[Figure data in JSON]
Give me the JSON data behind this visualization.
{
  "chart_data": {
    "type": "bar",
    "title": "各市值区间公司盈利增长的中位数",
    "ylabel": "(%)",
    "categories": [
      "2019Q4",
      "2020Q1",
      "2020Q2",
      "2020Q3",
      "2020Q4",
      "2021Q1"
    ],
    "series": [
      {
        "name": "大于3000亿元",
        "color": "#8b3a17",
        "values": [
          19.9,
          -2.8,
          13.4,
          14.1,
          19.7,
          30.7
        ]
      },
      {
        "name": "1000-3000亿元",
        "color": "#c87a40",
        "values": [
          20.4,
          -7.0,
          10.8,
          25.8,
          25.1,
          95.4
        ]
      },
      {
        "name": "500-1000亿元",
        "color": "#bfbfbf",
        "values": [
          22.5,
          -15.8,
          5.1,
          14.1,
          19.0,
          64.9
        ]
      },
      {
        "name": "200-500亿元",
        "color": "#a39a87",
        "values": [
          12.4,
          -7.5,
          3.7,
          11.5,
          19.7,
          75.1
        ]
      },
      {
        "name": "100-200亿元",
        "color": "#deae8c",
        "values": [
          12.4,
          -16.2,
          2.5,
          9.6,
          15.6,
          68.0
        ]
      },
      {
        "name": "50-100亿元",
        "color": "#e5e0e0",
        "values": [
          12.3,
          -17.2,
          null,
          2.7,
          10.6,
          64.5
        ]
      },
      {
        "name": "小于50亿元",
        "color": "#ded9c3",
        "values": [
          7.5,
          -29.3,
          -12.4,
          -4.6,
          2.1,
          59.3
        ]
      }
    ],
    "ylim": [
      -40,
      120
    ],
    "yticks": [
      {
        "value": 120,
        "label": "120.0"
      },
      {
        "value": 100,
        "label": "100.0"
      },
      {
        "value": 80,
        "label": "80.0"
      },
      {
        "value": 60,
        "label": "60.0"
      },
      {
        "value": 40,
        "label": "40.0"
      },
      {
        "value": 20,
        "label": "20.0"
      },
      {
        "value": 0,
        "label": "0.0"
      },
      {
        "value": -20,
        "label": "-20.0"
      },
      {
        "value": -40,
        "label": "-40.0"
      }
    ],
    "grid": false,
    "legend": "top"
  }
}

## Aim of the exercise
All the entries above need to be reproduced exactly.

## Response to the exercise
Give me the JSON data behind this visualization.
{
  "chart_data": {
    "type": "bar",
    "title": "各市值区间公司盈利增长的中位数",
    "ylabel": "(%)",
    "categories": [
      "2019Q4",
      "2020Q1",
      "2020Q2",
      "2020Q3",
      "2020Q4",
      "2021Q1"
    ],
    "series": [
      {
        "name": "大于3000亿元",
        "color": "#8b3a17",
        "values": [
          19.9,
          -2.8,
          13.4,
          14.1,
          19.7,
          30.7
        ]
      },
      {
        "name": "1000-3000亿元",
        "color": "#c87a40",
        "values": [
          20.4,
          -7.0,
          10.8,
          25.8,
          25.1,
          95.4
        ]
      },
      {
        "name": "500-1000亿元",
        "color": "#bfbfbf",
        "values": [
          22.5,
          -15.8,
          5.1,
          14.1,
          19.0,
          64.9
        ]
      },
      {
        "name": "200-500亿元",
        "color": "#a39a87",
        "values": [
          12.4,
          -7.5,
          3.7,
          11.5,
          19.7,
          75.1
        ]
      },
      {
        "name": "100-200亿元",
        "color": "#deae8c",
        "values": [
          12.4,
          -16.2,
          2.5,
          9.6,
          15.6,
          68.0
        ]
      },
      {
        "name": "50-100亿元",
        "color": "#e5e0e0",
        "values": [
          12.3,
          -17.2,
          null,
          2.7,
          10.6,
          64.5
        ]
      },
      {
        "name": "小于50亿元",
        "color": "#ded9c3",
        "values": [
          7.5,
          -29.3,
          -12.4,
          -4.6,
          2.1,
          59.3
        ]
      }
    ],
    "ylim": [
      -40,
      120
    ],
    "yticks": [
      {
        "value": 120,
        "label": "120.0"
      },
      {
        "value": 100,
        "label": "100.0"
      },
      {
        "value": 80,
        "label": "80.0"
      },
      {
        "value": 60,
        "label": "60.0"
      },
      {
        "value": 40,
        "label": "40.0"
      },
      {
        "value": 20,
        "label": "20.0"
      },
      {
        "value": 0,
        "label": "0.0"
      },
      {
        "value": -20,
        "label": "-20.0"
      },
      {
        "value": -40,
        "label": "-40.0"
      }
    ],
    "grid": false,
    "legend": "top"
  }
}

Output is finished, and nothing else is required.